▶ [Task brief]: Copy each of the entries below faithfully, setting aside any pictures.

▶ [Data rows]:
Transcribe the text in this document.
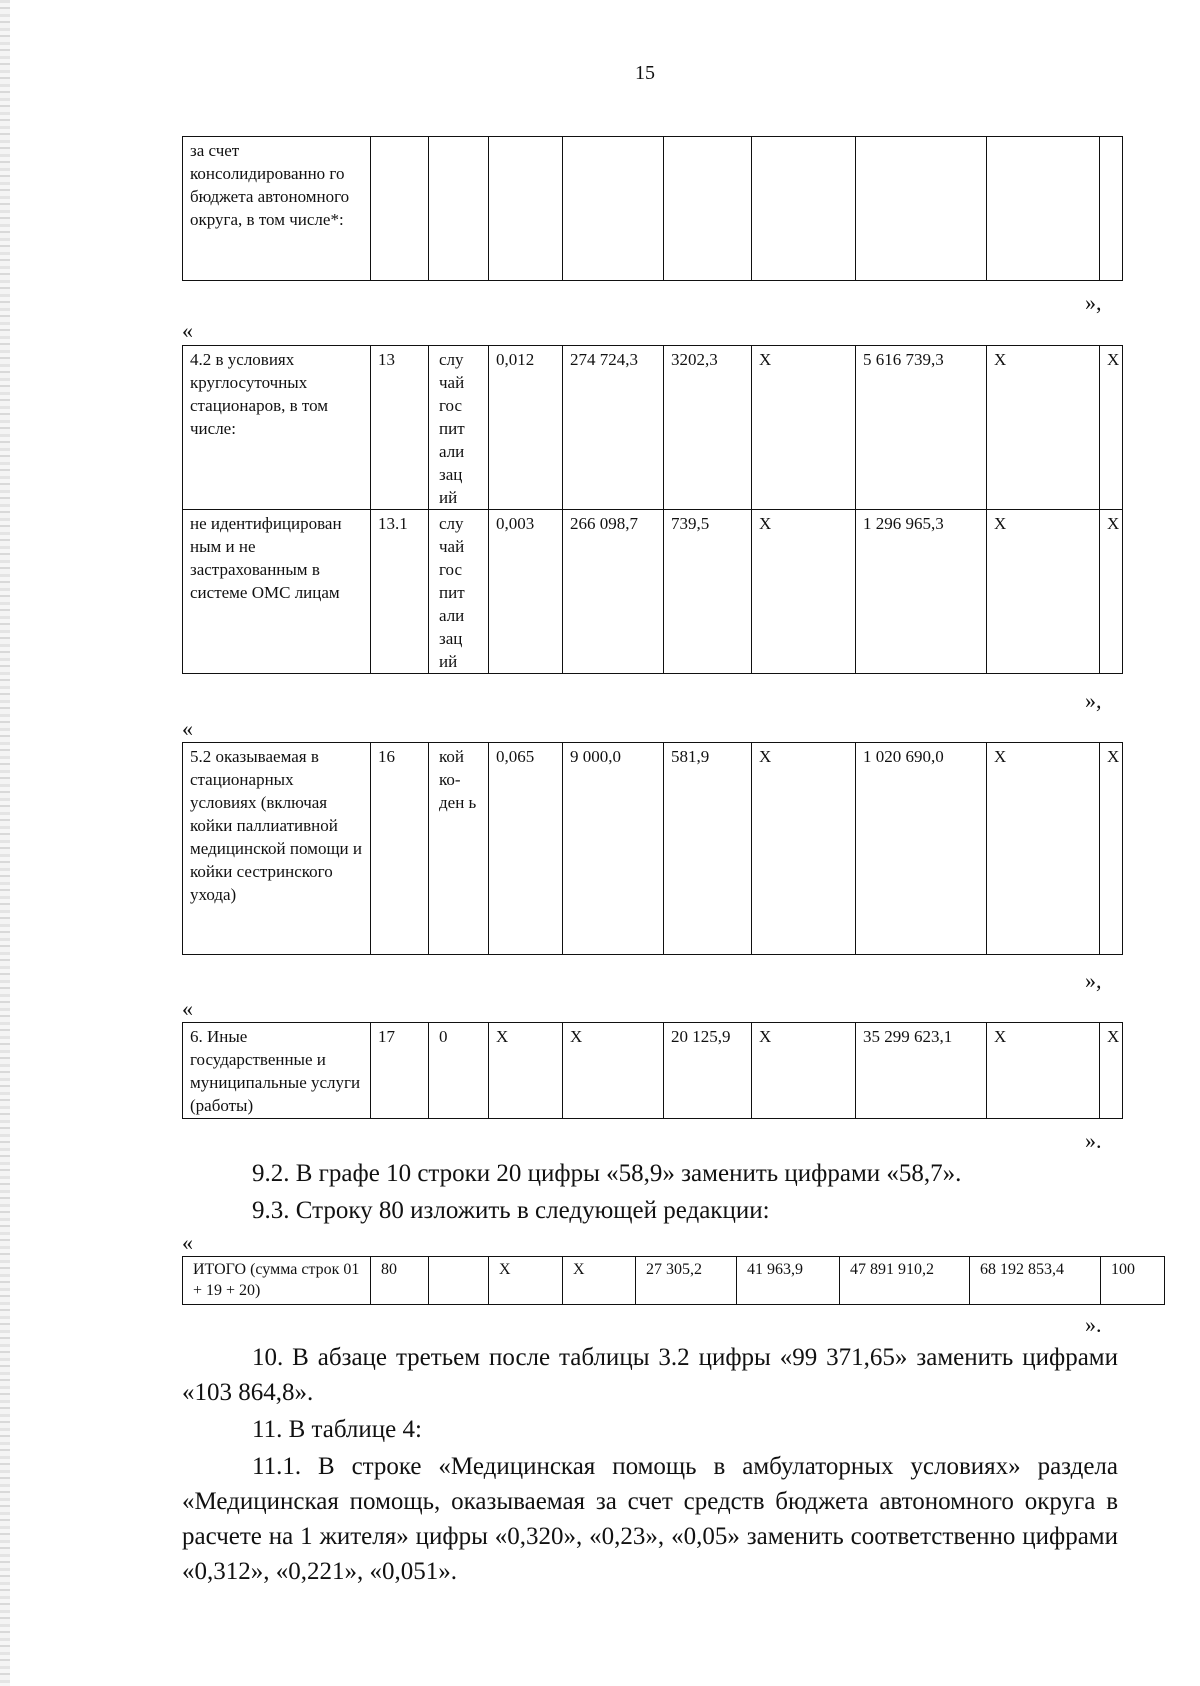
15
за счет консолидированно го бюджета автономного округа, в том числе*:									
»,
«
4.2 в условиях круглосуточных стационаров, в том числе:	13	слу чай гос пит али зац ий	0,012	274 724,3	3202,3	X	5 616 739,3	X	X
не идентифицирован ным и не застрахованным в системе ОМС лицам	13.1	слу чай гос пит али зац ий	0,003	266 098,7	739,5	X	1 296 965,3	X	X
»,
«
5.2 оказываемая в стационарных условиях (включая койки паллиативной медицинской помощи и койки сестринского ухода)	16	кой ко- ден ь	0,065	9 000,0	581,9	X	1 020 690,0	X	X
»,
«
6. Иные государственные и муниципальные услуги (работы)	17	0	X	X	20 125,9	X	35 299 623,1	X	X
».

9.2. В графе 10 строки 20 цифры «58,9» заменить цифрами «58,7».

9.3. Строку 80 изложить в следующей редакции:

«
ИТОГО (сумма строк 01 + 19 + 20)	80		X	X	27 305,2	41 963,9	47 891 910,2	68 192 853,4	100
».

10. В абзаце третьем после таблицы 3.2 цифры «99 371,65» заменить цифрами «103 864,8».

11. В таблице 4:

11.1. В строке «Медицинская помощь в амбулаторных условиях» раздела «Медицинская помощь, оказываемая за счет средств бюджета автономного округа в расчете на 1 жителя» цифры «0,320», «0,23», «0,05» заменить соответственно цифрами «0,312», «0,221», «0,051».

▶ [Final result]:
Transcribe the text in this document.
15
за счет консолидированно го бюджета автономного округа, в том числе*:									
»,
«
4.2 в условиях круглосуточных стационаров, в том числе:	13	слу чай гос пит али зац ий	0,012	274 724,3	3202,3	X	5 616 739,3	X	X
не идентифицирован ным и не застрахованным в системе ОМС лицам	13.1	слу чай гос пит али зац ий	0,003	266 098,7	739,5	X	1 296 965,3	X	X
»,
«
5.2 оказываемая в стационарных условиях (включая койки паллиативной медицинской помощи и койки сестринского ухода)	16	кой ко- ден ь	0,065	9 000,0	581,9	X	1 020 690,0	X	X
»,
«
6. Иные государственные и муниципальные услуги (работы)	17	0	X	X	20 125,9	X	35 299 623,1	X	X
».

9.2. В графе 10 строки 20 цифры «58,9» заменить цифрами «58,7».

9.3. Строку 80 изложить в следующей редакции:

«
ИТОГО (сумма строк 01 + 19 + 20)	80		X	X	27 305,2	41 963,9	47 891 910,2	68 192 853,4	100
».

10. В абзаце третьем после таблицы 3.2 цифры «99 371,65» заменить цифрами «103 864,8».

11. В таблице 4:

11.1. В строке «Медицинская помощь в амбулаторных условиях» раздела «Медицинская помощь, оказываемая за счет средств бюджета автономного округа в расчете на 1 жителя» цифры «0,320», «0,23», «0,05» заменить соответственно цифрами «0,312», «0,221», «0,051».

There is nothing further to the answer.